[start]
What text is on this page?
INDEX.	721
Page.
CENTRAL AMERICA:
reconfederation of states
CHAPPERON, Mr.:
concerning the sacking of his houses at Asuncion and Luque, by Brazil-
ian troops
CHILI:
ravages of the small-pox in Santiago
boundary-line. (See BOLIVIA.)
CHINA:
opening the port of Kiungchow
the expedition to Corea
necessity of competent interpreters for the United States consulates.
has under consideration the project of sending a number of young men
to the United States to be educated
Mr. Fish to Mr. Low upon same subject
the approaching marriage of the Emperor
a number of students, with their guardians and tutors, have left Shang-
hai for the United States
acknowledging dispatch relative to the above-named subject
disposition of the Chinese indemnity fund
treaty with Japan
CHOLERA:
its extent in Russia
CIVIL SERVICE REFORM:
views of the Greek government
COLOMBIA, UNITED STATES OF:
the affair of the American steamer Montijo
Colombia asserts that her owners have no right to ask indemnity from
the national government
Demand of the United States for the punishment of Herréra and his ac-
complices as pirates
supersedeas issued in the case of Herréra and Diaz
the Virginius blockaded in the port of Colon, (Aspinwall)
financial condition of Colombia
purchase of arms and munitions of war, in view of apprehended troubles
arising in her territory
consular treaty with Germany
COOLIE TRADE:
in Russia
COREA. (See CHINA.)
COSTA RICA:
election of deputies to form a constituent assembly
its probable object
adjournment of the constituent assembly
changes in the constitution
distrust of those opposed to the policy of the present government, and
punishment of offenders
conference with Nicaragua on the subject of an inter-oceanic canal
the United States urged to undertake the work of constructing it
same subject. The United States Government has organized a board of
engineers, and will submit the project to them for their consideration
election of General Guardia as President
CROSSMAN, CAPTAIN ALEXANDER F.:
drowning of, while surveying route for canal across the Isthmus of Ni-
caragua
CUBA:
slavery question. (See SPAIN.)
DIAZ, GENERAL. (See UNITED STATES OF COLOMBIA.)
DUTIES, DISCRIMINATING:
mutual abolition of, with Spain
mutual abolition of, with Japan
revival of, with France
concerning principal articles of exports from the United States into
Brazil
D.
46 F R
[end]
* TASK DETAILS:
Quote the whole listing above, leaving nothing out.

* EXPECTED ANSWER:
What text is on this page?
INDEX.	721
Page.
CENTRAL AMERICA:
reconfederation of states
CHAPPERON, Mr.:
concerning the sacking of his houses at Asuncion and Luque, by Brazil-
ian troops
CHILI:
ravages of the small-pox in Santiago
boundary-line. (See BOLIVIA.)
CHINA:
opening the port of Kiungchow
the expedition to Corea
necessity of competent interpreters for the United States consulates.
has under consideration the project of sending a number of young men
to the United States to be educated
Mr. Fish to Mr. Low upon same subject
the approaching marriage of the Emperor
a number of students, with their guardians and tutors, have left Shang-
hai for the United States
acknowledging dispatch relative to the above-named subject
disposition of the Chinese indemnity fund
treaty with Japan
CHOLERA:
its extent in Russia
CIVIL SERVICE REFORM:
views of the Greek government
COLOMBIA, UNITED STATES OF:
the affair of the American steamer Montijo
Colombia asserts that her owners have no right to ask indemnity from
the national government
Demand of the United States for the punishment of Herréra and his ac-
complices as pirates
supersedeas issued in the case of Herréra and Diaz
the Virginius blockaded in the port of Colon, (Aspinwall)
financial condition of Colombia
purchase of arms and munitions of war, in view of apprehended troubles
arising in her territory
consular treaty with Germany
COOLIE TRADE:
in Russia
COREA. (See CHINA.)
COSTA RICA:
election of deputies to form a constituent assembly
its probable object
adjournment of the constituent assembly
changes in the constitution
distrust of those opposed to the policy of the present government, and
punishment of offenders
conference with Nicaragua on the subject of an inter-oceanic canal
the United States urged to undertake the work of constructing it
same subject. The United States Government has organized a board of
engineers, and will submit the project to them for their consideration
election of General Guardia as President
CROSSMAN, CAPTAIN ALEXANDER F.:
drowning of, while surveying route for canal across the Isthmus of Ni-
caragua
CUBA:
slavery question. (See SPAIN.)
DIAZ, GENERAL. (See UNITED STATES OF COLOMBIA.)
DUTIES, DISCRIMINATING:
mutual abolition of, with Spain
mutual abolition of, with Japan
revival of, with France
concerning principal articles of exports from the United States into
Brazil
D.
46 F R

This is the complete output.